#### [Brief]
Lines containing the word "我国学者利用溶洞内的石笋" are to be located and copied.

(Some records)
• • •

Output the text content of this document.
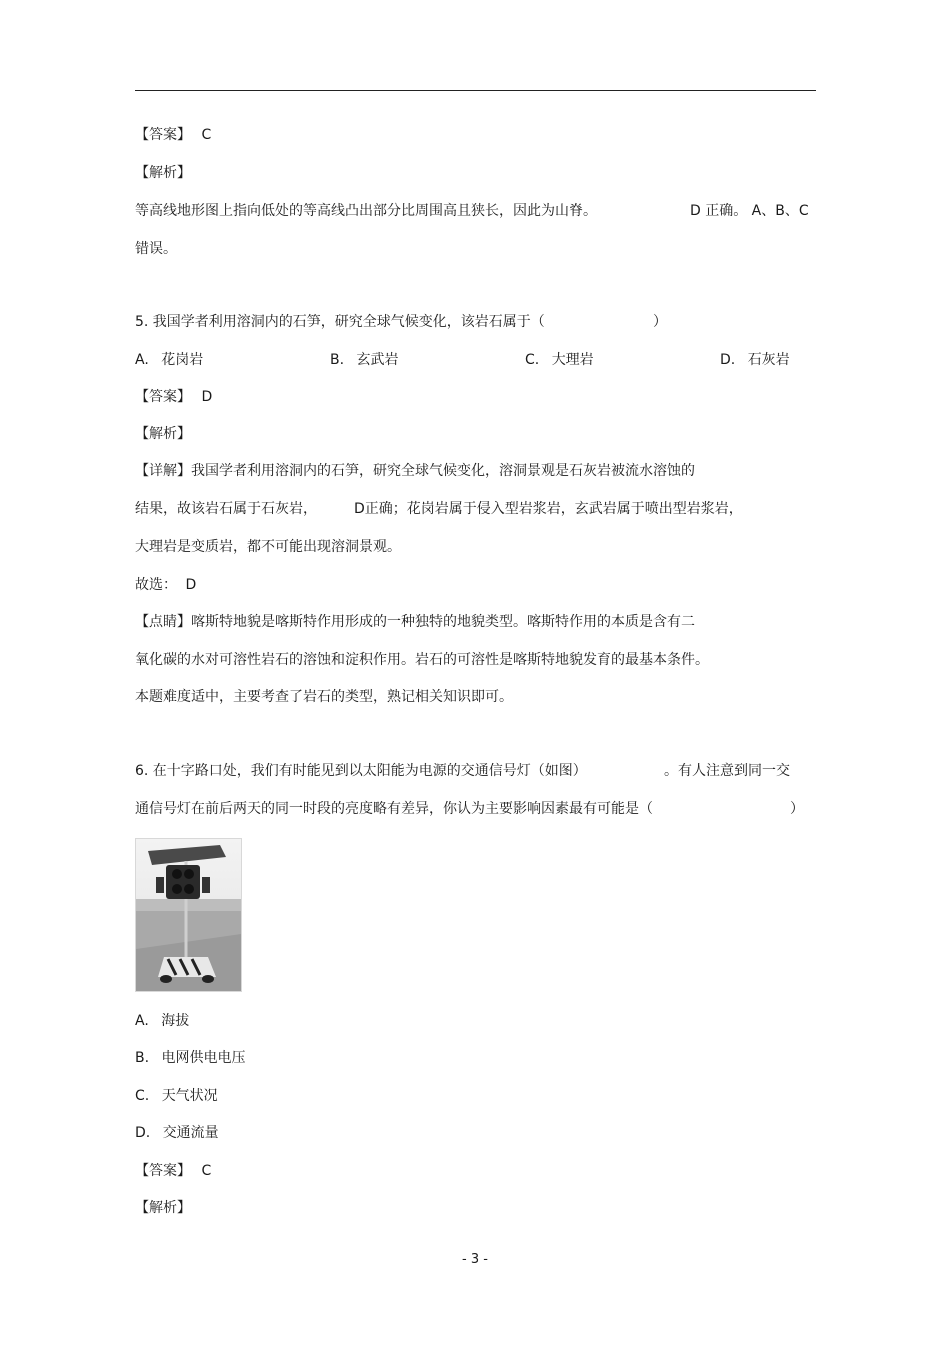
【答案】 C
【解析】
等高线地形图上指向低处的等高线凸出部分比周围高且狭长，因此为山脊。	D 正确。 A、B、C
错误。
5. 我国学者利用溶洞内的石笋，研究全球气候变化，该岩石属于（	）
A. 花岗岩	B. 玄武岩	C. 大理岩	D. 石灰岩
【答案】 D
【解析】
【详解】我国学者利用溶洞内的石笋，研究全球气候变化，溶洞景观是石灰岩被流水溶蚀的
结果，故该岩石属于石灰岩，	D正确；花岗岩属于侵入型岩浆岩，玄武岩属于喷出型岩浆岩，
大理岩是变质岩，都不可能出现溶洞景观。
故选： D
【点睛】喀斯特地貌是喀斯特作用形成的一种独特的地貌类型。喀斯特作用的本质是含有二
氧化碳的水对可溶性岩石的溶蚀和淀积作用。岩石的可溶性是喀斯特地貌发育的最基本条件。
本题难度适中，主要考查了岩石的类型，熟记相关知识即可。
6. 在十字路口处，我们有时能见到以太阳能为电源的交通信号灯（如图）	。有人注意到同一交
通信号灯在前后两天的同一时段的亮度略有差异，你认为主要影响因素最有可能是（	）
A. 海拔
B. 电网供电电压
C. 天气状况
D. 交通流量
【答案】 C
【解析】
- 3 -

• • •

#### [Final result]
5. 我国学者利用溶洞内的石笋，研究全球气候变化，该岩石属于（	）
【详解】我国学者利用溶洞内的石笋，研究全球气候变化，溶洞景观是石灰岩被流水溶蚀的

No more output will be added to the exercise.